# START OF RECORDS SHOWN

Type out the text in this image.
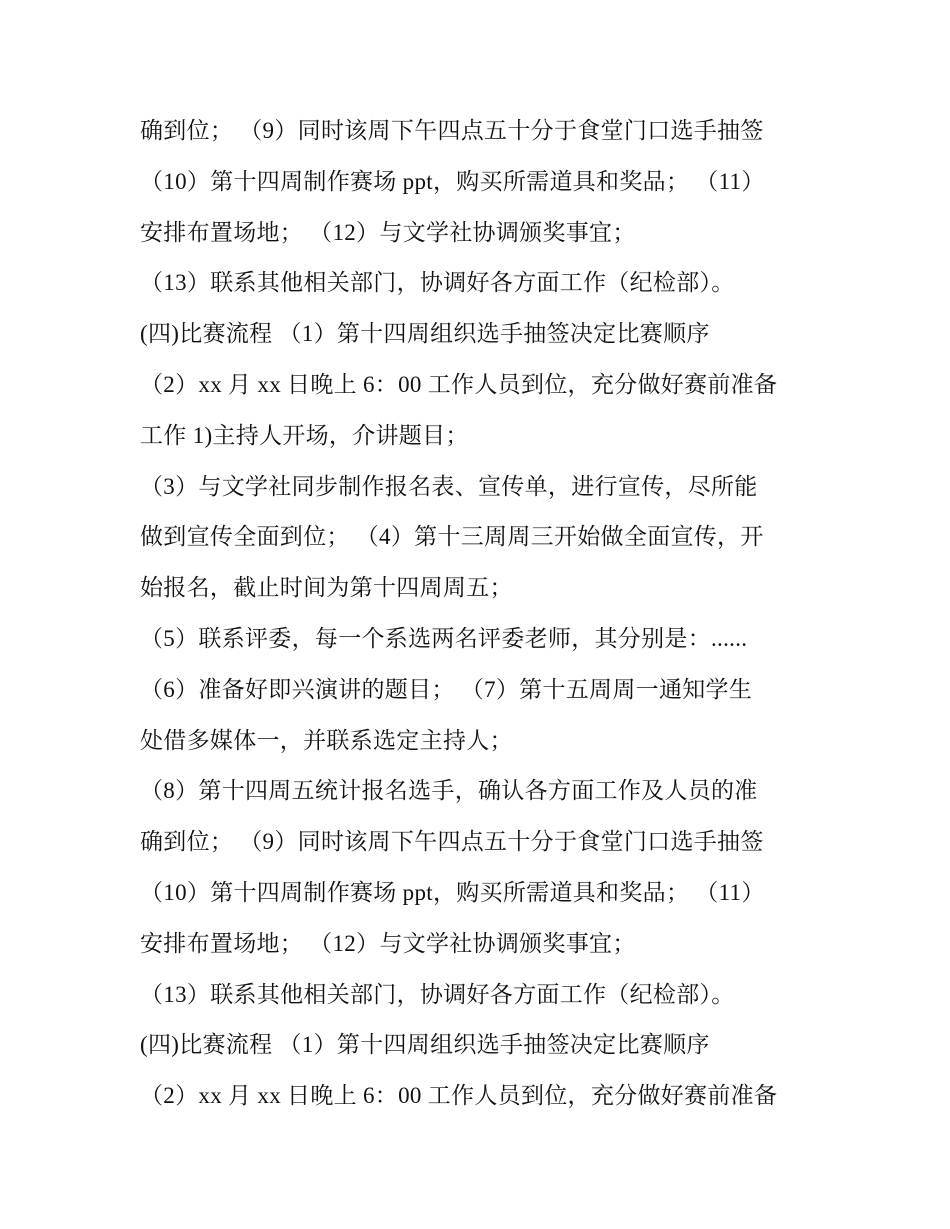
确到位； （9）同时该周下午四点五十分于食堂门口选手抽签
（10）第十四周制作赛场 ppt，购买所需道具和奖品； （11）
安排布置场地； （12）与文学社协调颁奖事宜；
（13）联系其他相关部门，协调好各方面工作（纪检部）。
(四)比赛流程 （1）第十四周组织选手抽签决定比赛顺序
（2）xx 月 xx 日晚上 6：00 工作人员到位，充分做好赛前准备
工作 1)主持人开场，介讲题目；
（3）与文学社同步制作报名表、宣传单，进行宣传，尽所能
做到宣传全面到位； （4）第十三周周三开始做全面宣传，开
始报名，截止时间为第十四周周五；
（5）联系评委，每一个系选两名评委老师，其分别是：......
（6）准备好即兴演讲的题目； （7）第十五周周一通知学生
处借多媒体一，并联系选定主持人；
（8）第十四周五统计报名选手，确认各方面工作及人员的准
确到位； （9）同时该周下午四点五十分于食堂门口选手抽签
（10）第十四周制作赛场 ppt，购买所需道具和奖品； （11）
安排布置场地； （12）与文学社协调颁奖事宜；
（13）联系其他相关部门，协调好各方面工作（纪检部）。
(四)比赛流程 （1）第十四周组织选手抽签决定比赛顺序
（2）xx 月 xx 日晚上 6：00 工作人员到位，充分做好赛前准备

# END OF RECORDS SHOWN

:: WHAT IS BEING ASKED ::
Without including any pictures, please restate all the records exactly.

:: OUTPUT OF THE EXERCISE ::
Type out the text in this image.
确到位； （9）同时该周下午四点五十分于食堂门口选手抽签
（10）第十四周制作赛场 ppt，购买所需道具和奖品； （11）
安排布置场地； （12）与文学社协调颁奖事宜；
（13）联系其他相关部门，协调好各方面工作（纪检部）。
(四)比赛流程 （1）第十四周组织选手抽签决定比赛顺序
（2）xx 月 xx 日晚上 6：00 工作人员到位，充分做好赛前准备
工作 1)主持人开场，介讲题目；
（3）与文学社同步制作报名表、宣传单，进行宣传，尽所能
做到宣传全面到位； （4）第十三周周三开始做全面宣传，开
始报名，截止时间为第十四周周五；
（5）联系评委，每一个系选两名评委老师，其分别是：......
（6）准备好即兴演讲的题目； （7）第十五周周一通知学生
处借多媒体一，并联系选定主持人；
（8）第十四周五统计报名选手，确认各方面工作及人员的准
确到位； （9）同时该周下午四点五十分于食堂门口选手抽签
（10）第十四周制作赛场 ppt，购买所需道具和奖品； （11）
安排布置场地； （12）与文学社协调颁奖事宜；
（13）联系其他相关部门，协调好各方面工作（纪检部）。
(四)比赛流程 （1）第十四周组织选手抽签决定比赛顺序
（2）xx 月 xx 日晚上 6：00 工作人员到位，充分做好赛前准备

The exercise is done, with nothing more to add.